Below are some records: retype them all exactly, but not the pictures.

== Exercise input

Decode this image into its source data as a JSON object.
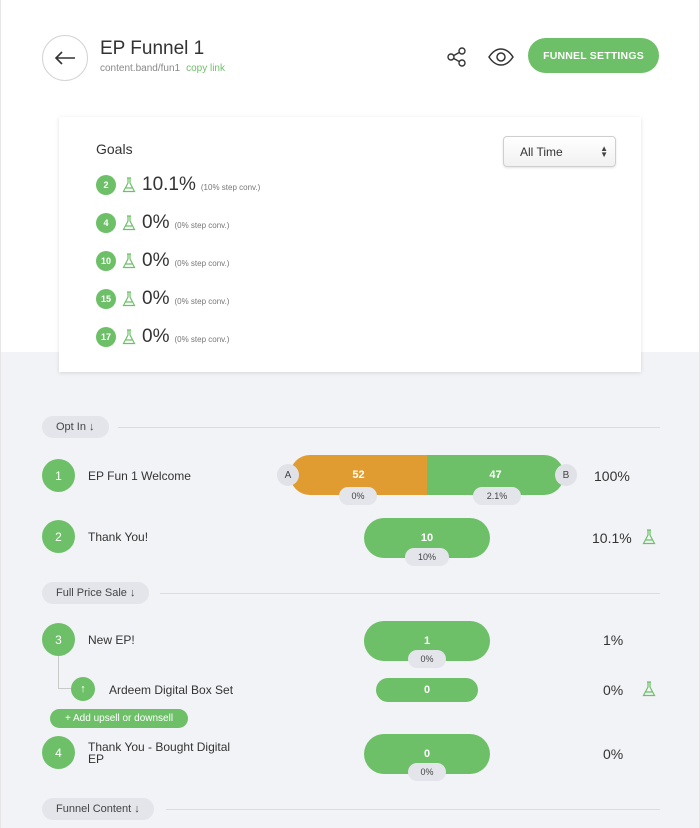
{
  "header": {
    "title": "EP Funnel 1",
    "url": "content.band/fun1",
    "copy_link": "copy link",
    "settings_label": "FUNNEL SETTINGS"
  },
  "goals": {
    "title": "Goals",
    "range": "All Time",
    "items": [
      {
        "step": "2",
        "pct": "10.1%",
        "note": "(10% step conv.)"
      },
      {
        "step": "4",
        "pct": "0%",
        "note": "(0% step conv.)"
      },
      {
        "step": "10",
        "pct": "0%",
        "note": "(0% step conv.)"
      },
      {
        "step": "15",
        "pct": "0%",
        "note": "(0% step conv.)"
      },
      {
        "step": "17",
        "pct": "0%",
        "note": "(0% step conv.)"
      }
    ]
  },
  "sections": {
    "opt_in": "Opt In ↓",
    "full_price": "Full Price Sale ↓",
    "funnel_content": "Funnel Content ↓"
  },
  "steps": {
    "s1": {
      "num": "1",
      "name": "EP Fun 1 Welcome",
      "a_label": "A",
      "b_label": "B",
      "a_value": "52",
      "a_sub": "0%",
      "b_value": "47",
      "b_sub": "2.1%",
      "pct": "100%"
    },
    "s2": {
      "num": "2",
      "name": "Thank You!",
      "value": "10",
      "sub": "10%",
      "pct": "10.1%"
    },
    "s3": {
      "num": "3",
      "name": "New EP!",
      "value": "1",
      "sub": "0%",
      "pct": "1%"
    },
    "upsell": {
      "icon": "↑",
      "name": "Ardeem Digital Box Set",
      "value": "0",
      "pct": "0%"
    },
    "add_upsell": "+ Add upsell or downsell",
    "s4": {
      "num": "4",
      "name": "Thank You - Bought Digital EP",
      "value": "0",
      "sub": "0%",
      "pct": "0%"
    }
  },
  "colors": {
    "accent": "#6dc068",
    "variant_a": "#e09c30",
    "pill": "#e3e5ea"
  }
}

====

### Exercise solution:
Decode this image into its source data as a JSON object.
{
  "header": {
    "title": "EP Funnel 1",
    "url": "content.band/fun1",
    "copy_link": "copy link",
    "settings_label": "FUNNEL SETTINGS"
  },
  "goals": {
    "title": "Goals",
    "range": "All Time",
    "items": [
      {
        "step": "2",
        "pct": "10.1%",
        "note": "(10% step conv.)"
      },
      {
        "step": "4",
        "pct": "0%",
        "note": "(0% step conv.)"
      },
      {
        "step": "10",
        "pct": "0%",
        "note": "(0% step conv.)"
      },
      {
        "step": "15",
        "pct": "0%",
        "note": "(0% step conv.)"
      },
      {
        "step": "17",
        "pct": "0%",
        "note": "(0% step conv.)"
      }
    ]
  },
  "sections": {
    "opt_in": "Opt In ↓",
    "full_price": "Full Price Sale ↓",
    "funnel_content": "Funnel Content ↓"
  },
  "steps": {
    "s1": {
      "num": "1",
      "name": "EP Fun 1 Welcome",
      "a_label": "A",
      "b_label": "B",
      "a_value": "52",
      "a_sub": "0%",
      "b_value": "47",
      "b_sub": "2.1%",
      "pct": "100%"
    },
    "s2": {
      "num": "2",
      "name": "Thank You!",
      "value": "10",
      "sub": "10%",
      "pct": "10.1%"
    },
    "s3": {
      "num": "3",
      "name": "New EP!",
      "value": "1",
      "sub": "0%",
      "pct": "1%"
    },
    "upsell": {
      "icon": "↑",
      "name": "Ardeem Digital Box Set",
      "value": "0",
      "pct": "0%"
    },
    "add_upsell": "+ Add upsell or downsell",
    "s4": {
      "num": "4",
      "name": "Thank You - Bought Digital EP",
      "value": "0",
      "sub": "0%",
      "pct": "0%"
    }
  },
  "colors": {
    "accent": "#6dc068",
    "variant_a": "#e09c30",
    "pill": "#e3e5ea"
  }
}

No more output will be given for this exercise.